** start **

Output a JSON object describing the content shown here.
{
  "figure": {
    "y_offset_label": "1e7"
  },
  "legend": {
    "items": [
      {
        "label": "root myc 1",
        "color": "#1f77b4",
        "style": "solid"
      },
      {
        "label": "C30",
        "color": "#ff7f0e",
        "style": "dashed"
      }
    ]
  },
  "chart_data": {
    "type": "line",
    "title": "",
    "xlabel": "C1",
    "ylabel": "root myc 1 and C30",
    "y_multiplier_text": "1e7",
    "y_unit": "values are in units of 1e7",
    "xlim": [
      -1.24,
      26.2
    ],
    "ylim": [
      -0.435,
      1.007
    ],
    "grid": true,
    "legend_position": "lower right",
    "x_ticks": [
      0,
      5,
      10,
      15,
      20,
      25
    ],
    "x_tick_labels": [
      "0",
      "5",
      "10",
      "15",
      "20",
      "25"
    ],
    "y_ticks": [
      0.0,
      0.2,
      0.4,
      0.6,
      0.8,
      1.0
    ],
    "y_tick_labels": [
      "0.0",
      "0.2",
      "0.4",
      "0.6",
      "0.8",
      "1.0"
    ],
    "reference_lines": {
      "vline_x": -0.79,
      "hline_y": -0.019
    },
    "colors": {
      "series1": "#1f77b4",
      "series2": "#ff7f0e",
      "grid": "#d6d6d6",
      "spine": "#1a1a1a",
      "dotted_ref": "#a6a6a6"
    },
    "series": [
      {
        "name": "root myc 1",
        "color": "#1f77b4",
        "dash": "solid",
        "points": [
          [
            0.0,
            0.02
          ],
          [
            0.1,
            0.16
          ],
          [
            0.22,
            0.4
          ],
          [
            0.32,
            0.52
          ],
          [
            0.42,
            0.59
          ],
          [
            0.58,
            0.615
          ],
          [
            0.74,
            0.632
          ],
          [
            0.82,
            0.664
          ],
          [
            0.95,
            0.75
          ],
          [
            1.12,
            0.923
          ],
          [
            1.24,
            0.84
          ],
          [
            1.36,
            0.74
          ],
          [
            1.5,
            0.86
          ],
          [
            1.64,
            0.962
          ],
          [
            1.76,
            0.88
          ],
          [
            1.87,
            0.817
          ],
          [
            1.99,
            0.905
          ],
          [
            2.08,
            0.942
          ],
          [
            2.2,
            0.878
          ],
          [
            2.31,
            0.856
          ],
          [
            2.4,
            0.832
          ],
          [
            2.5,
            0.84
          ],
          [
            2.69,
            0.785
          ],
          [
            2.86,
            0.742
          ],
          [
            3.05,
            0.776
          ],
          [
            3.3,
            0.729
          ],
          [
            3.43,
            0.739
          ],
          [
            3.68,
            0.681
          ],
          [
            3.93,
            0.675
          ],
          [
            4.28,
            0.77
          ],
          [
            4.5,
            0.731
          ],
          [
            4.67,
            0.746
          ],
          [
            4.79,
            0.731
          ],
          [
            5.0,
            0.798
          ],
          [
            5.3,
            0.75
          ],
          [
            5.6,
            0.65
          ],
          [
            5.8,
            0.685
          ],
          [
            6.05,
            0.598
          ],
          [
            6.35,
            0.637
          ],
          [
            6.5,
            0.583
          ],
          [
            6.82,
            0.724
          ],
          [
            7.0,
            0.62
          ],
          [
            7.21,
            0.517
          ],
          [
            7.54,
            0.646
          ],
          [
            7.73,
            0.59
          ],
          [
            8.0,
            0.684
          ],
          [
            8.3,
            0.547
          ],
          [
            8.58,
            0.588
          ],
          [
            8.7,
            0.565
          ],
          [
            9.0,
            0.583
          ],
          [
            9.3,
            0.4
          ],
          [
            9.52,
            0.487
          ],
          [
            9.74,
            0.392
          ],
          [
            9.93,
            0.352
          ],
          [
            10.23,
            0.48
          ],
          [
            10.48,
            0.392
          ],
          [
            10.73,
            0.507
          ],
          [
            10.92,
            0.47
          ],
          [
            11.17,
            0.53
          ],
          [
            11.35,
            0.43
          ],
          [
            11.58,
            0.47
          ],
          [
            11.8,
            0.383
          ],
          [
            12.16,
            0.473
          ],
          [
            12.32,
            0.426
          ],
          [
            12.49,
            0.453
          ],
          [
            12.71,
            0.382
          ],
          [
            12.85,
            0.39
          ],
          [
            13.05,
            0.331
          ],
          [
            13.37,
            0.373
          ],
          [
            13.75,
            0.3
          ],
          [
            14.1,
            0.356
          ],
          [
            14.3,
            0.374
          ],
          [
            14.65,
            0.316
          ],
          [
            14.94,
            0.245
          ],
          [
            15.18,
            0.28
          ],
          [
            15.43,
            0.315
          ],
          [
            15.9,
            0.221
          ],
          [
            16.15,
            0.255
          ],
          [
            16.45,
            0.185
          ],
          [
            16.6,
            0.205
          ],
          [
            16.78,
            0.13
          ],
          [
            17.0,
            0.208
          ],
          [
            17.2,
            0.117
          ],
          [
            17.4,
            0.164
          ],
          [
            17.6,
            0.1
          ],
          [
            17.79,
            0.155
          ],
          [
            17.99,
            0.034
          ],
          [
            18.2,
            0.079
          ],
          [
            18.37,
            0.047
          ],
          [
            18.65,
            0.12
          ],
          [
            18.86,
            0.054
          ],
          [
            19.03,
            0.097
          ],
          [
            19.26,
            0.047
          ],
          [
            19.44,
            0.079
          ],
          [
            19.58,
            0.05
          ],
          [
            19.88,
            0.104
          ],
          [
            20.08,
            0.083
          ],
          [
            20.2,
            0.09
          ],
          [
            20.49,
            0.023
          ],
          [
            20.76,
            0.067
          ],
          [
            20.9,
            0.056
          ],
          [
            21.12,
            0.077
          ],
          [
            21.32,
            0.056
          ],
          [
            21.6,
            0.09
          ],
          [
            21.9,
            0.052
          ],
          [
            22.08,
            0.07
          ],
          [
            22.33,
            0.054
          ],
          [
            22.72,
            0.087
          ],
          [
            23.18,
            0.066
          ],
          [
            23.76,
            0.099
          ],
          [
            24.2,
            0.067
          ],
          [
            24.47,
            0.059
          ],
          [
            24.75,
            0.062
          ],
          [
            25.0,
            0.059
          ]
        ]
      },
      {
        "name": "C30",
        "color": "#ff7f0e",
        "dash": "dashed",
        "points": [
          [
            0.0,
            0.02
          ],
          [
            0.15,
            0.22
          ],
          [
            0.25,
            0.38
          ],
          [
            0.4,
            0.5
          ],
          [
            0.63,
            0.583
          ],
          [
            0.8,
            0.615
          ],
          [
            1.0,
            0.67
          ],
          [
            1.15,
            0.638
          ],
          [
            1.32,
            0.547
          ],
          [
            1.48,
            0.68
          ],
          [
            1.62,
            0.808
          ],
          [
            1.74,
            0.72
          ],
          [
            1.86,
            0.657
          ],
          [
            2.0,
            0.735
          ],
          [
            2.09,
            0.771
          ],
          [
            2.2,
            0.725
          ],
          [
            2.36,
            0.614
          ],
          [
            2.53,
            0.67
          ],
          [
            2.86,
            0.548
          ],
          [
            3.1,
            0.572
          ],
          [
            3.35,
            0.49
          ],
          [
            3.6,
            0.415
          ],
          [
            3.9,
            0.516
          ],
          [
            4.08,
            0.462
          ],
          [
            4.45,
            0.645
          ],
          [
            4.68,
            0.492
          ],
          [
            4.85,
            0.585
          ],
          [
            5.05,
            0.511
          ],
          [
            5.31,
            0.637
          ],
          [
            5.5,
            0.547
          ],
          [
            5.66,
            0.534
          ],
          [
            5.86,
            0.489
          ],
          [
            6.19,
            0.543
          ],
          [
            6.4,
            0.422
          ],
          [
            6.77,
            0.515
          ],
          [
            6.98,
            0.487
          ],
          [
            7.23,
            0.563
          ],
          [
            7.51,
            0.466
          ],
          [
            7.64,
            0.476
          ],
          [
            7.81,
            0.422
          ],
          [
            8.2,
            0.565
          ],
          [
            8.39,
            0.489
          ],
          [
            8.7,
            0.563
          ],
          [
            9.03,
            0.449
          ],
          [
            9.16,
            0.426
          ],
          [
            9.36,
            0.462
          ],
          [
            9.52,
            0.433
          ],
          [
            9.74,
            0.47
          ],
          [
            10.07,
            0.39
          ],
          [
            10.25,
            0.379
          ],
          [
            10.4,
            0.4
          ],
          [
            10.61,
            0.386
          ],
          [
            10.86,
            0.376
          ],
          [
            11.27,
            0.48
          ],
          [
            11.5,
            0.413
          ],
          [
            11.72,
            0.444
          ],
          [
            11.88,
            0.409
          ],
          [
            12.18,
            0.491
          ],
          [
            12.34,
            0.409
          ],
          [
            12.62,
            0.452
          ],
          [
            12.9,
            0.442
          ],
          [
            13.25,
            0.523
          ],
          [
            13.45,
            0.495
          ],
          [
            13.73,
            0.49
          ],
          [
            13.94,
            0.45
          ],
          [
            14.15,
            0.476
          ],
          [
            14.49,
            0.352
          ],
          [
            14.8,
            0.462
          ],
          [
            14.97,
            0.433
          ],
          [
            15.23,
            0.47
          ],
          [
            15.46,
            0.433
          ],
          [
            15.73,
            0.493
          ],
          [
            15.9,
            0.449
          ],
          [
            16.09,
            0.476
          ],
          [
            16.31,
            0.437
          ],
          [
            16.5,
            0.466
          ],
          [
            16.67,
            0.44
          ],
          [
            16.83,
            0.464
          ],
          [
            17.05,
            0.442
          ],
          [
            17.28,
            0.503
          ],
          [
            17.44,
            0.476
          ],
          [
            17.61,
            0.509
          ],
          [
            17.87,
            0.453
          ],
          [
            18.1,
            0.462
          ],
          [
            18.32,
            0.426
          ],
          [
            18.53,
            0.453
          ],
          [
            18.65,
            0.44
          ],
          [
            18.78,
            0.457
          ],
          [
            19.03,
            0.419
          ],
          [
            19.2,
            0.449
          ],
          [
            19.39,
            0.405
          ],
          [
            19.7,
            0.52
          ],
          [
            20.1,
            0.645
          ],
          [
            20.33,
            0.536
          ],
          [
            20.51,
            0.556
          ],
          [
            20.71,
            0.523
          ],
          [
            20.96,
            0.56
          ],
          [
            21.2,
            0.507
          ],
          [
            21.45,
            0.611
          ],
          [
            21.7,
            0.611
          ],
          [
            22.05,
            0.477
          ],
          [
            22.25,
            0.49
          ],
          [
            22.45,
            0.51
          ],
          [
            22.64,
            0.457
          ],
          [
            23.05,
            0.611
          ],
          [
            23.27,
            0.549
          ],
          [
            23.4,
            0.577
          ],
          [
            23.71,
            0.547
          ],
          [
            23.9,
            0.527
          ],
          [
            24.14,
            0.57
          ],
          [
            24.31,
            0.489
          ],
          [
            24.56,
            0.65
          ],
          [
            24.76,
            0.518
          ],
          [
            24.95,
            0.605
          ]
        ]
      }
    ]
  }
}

** end **

### WHAT IS ASKED
Copy out every line that includes the word "root".

### COMPLETE OUTPUT
        "label": "root myc 1",
    "ylabel": "root myc 1 and C30",
        "name": "root myc 1",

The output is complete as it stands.